DESCRIPTION OF THE TASK: Retype the material below. Keep every word exactly as it is.

═════ PROVIDED ENTRIES

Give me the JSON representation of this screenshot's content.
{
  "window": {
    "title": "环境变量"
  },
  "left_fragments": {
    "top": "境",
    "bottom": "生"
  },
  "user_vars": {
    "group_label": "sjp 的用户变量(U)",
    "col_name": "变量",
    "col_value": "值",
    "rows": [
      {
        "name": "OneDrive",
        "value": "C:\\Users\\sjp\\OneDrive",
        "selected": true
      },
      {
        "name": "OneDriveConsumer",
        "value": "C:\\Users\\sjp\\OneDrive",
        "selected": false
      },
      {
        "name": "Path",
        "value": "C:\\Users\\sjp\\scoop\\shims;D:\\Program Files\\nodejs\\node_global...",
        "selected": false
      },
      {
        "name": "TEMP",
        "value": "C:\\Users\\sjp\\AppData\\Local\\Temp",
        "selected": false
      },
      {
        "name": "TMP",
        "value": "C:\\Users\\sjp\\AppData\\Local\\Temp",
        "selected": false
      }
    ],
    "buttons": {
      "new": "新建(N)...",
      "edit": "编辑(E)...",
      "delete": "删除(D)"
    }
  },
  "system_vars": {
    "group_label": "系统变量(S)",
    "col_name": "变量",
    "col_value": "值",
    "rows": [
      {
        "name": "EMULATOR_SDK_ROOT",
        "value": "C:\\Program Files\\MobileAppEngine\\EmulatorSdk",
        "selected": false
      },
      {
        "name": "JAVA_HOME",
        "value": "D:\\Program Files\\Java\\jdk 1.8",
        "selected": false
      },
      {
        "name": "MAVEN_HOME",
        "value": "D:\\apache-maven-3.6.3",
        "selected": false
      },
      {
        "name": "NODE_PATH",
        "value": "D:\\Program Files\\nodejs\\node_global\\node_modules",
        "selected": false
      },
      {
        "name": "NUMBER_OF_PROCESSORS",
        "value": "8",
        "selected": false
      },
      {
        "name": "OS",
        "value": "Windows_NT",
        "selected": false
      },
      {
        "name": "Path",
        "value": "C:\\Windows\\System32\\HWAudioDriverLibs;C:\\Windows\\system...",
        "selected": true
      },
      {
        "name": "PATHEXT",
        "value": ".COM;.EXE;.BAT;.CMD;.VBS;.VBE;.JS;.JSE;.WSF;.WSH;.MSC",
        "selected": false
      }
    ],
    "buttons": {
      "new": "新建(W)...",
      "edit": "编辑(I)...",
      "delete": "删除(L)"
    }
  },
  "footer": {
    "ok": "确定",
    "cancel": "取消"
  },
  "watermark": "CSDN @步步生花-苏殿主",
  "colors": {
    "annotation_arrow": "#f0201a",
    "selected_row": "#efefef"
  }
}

══════════

EXERCISE OUTPUT:
Give me the JSON representation of this screenshot's content.
{
  "window": {
    "title": "环境变量"
  },
  "left_fragments": {
    "top": "境",
    "bottom": "生"
  },
  "user_vars": {
    "group_label": "sjp 的用户变量(U)",
    "col_name": "变量",
    "col_value": "值",
    "rows": [
      {
        "name": "OneDrive",
        "value": "C:\\Users\\sjp\\OneDrive",
        "selected": true
      },
      {
        "name": "OneDriveConsumer",
        "value": "C:\\Users\\sjp\\OneDrive",
        "selected": false
      },
      {
        "name": "Path",
        "value": "C:\\Users\\sjp\\scoop\\shims;D:\\Program Files\\nodejs\\node_global...",
        "selected": false
      },
      {
        "name": "TEMP",
        "value": "C:\\Users\\sjp\\AppData\\Local\\Temp",
        "selected": false
      },
      {
        "name": "TMP",
        "value": "C:\\Users\\sjp\\AppData\\Local\\Temp",
        "selected": false
      }
    ],
    "buttons": {
      "new": "新建(N)...",
      "edit": "编辑(E)...",
      "delete": "删除(D)"
    }
  },
  "system_vars": {
    "group_label": "系统变量(S)",
    "col_name": "变量",
    "col_value": "值",
    "rows": [
      {
        "name": "EMULATOR_SDK_ROOT",
        "value": "C:\\Program Files\\MobileAppEngine\\EmulatorSdk",
        "selected": false
      },
      {
        "name": "JAVA_HOME",
        "value": "D:\\Program Files\\Java\\jdk 1.8",
        "selected": false
      },
      {
        "name": "MAVEN_HOME",
        "value": "D:\\apache-maven-3.6.3",
        "selected": false
      },
      {
        "name": "NODE_PATH",
        "value": "D:\\Program Files\\nodejs\\node_global\\node_modules",
        "selected": false
      },
      {
        "name": "NUMBER_OF_PROCESSORS",
        "value": "8",
        "selected": false
      },
      {
        "name": "OS",
        "value": "Windows_NT",
        "selected": false
      },
      {
        "name": "Path",
        "value": "C:\\Windows\\System32\\HWAudioDriverLibs;C:\\Windows\\system...",
        "selected": true
      },
      {
        "name": "PATHEXT",
        "value": ".COM;.EXE;.BAT;.CMD;.VBS;.VBE;.JS;.JSE;.WSF;.WSH;.MSC",
        "selected": false
      }
    ],
    "buttons": {
      "new": "新建(W)...",
      "edit": "编辑(I)...",
      "delete": "删除(L)"
    }
  },
  "footer": {
    "ok": "确定",
    "cancel": "取消"
  },
  "watermark": "CSDN @步步生花-苏殿主",
  "colors": {
    "annotation_arrow": "#f0201a",
    "selected_row": "#efefef"
  }
}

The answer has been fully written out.